A run of records
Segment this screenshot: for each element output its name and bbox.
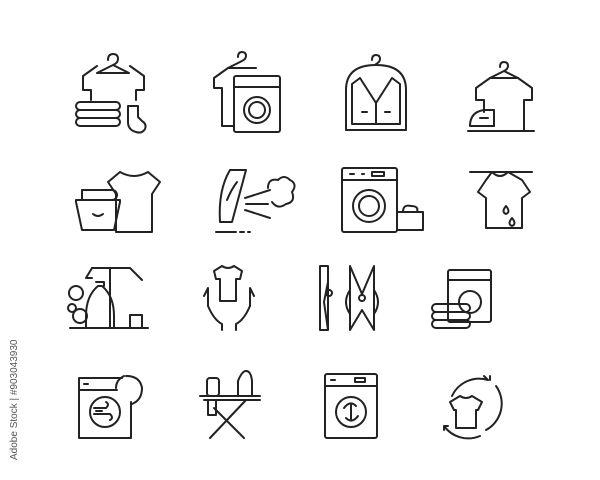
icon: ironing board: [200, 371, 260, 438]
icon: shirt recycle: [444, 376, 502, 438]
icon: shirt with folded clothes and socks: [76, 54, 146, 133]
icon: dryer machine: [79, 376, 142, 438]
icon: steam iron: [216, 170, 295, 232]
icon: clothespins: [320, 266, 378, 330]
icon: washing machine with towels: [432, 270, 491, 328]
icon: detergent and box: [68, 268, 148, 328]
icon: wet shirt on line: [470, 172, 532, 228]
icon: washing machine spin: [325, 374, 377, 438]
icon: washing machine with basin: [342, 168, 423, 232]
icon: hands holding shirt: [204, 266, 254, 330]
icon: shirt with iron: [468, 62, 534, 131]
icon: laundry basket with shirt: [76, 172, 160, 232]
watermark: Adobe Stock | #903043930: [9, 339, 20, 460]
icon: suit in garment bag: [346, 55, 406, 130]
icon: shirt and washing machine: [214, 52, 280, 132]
...
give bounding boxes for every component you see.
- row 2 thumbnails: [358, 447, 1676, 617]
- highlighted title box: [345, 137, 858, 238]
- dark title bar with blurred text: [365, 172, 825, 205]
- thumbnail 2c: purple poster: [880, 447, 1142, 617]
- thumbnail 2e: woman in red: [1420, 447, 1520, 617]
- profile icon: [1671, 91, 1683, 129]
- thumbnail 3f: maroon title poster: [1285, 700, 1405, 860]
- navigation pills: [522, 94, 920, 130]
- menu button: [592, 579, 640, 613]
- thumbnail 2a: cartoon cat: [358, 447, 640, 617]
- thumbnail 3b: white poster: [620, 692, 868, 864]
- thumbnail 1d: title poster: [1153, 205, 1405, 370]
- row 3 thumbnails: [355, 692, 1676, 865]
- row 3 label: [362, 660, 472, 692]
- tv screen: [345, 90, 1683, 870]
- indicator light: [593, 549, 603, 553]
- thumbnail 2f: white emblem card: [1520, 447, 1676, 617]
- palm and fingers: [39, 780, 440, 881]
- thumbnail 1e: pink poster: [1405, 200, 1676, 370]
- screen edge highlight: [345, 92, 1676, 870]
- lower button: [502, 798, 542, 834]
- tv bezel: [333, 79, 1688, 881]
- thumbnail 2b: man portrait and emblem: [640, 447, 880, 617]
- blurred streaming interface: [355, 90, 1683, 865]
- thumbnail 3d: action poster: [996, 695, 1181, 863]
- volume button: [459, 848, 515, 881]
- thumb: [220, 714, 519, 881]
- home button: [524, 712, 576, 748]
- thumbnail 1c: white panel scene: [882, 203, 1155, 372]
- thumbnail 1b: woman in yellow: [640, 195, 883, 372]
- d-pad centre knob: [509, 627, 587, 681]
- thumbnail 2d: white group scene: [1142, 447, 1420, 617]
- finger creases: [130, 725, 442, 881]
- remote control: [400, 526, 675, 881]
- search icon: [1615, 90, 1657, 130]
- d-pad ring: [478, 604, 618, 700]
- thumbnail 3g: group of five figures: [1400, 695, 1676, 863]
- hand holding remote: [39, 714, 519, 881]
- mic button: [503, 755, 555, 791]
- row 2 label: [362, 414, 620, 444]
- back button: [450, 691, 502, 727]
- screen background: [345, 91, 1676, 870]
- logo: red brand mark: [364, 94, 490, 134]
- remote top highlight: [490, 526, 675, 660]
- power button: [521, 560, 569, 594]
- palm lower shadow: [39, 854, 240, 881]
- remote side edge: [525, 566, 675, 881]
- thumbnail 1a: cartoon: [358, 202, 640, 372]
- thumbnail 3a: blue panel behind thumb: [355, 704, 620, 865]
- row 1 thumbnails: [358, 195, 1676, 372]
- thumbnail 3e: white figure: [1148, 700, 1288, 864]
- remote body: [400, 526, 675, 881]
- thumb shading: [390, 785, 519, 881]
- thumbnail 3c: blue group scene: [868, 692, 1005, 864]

§ Stated goal
In the material above, rewrite the lines from the one containing "icon: ironing board: [200, 371, 260, 438]" through the one containing "icon: shirt and", both included, as a numbered list, skipping any blank lines.

§ Exercise answer
1. icon: ironing board: [200, 371, 260, 438]
2. icon: shirt recycle: [444, 376, 502, 438]
3. icon: shirt with folded clothes and socks: [76, 54, 146, 133]
4. icon: dryer machine: [79, 376, 142, 438]
5. icon: steam iron: [216, 170, 295, 232]
6. icon: clothespins: [320, 266, 378, 330]
7. icon: washing machine with towels: [432, 270, 491, 328]
8. icon: detergent and box: [68, 268, 148, 328]
9. icon: wet shirt on line: [470, 172, 532, 228]
10. icon: washing machine spin: [325, 374, 377, 438]
11. icon: washing machine with basin: [342, 168, 423, 232]
12. icon: hands holding shirt: [204, 266, 254, 330]
13. icon: shirt with iron: [468, 62, 534, 131]
14. icon: laundry basket with shirt: [76, 172, 160, 232]
15. watermark: Adobe Stock | #903043930: [9, 339, 20, 460]
16. icon: suit in garment bag: [346, 55, 406, 130]
17. icon: shirt and washing machine: [214, 52, 280, 132]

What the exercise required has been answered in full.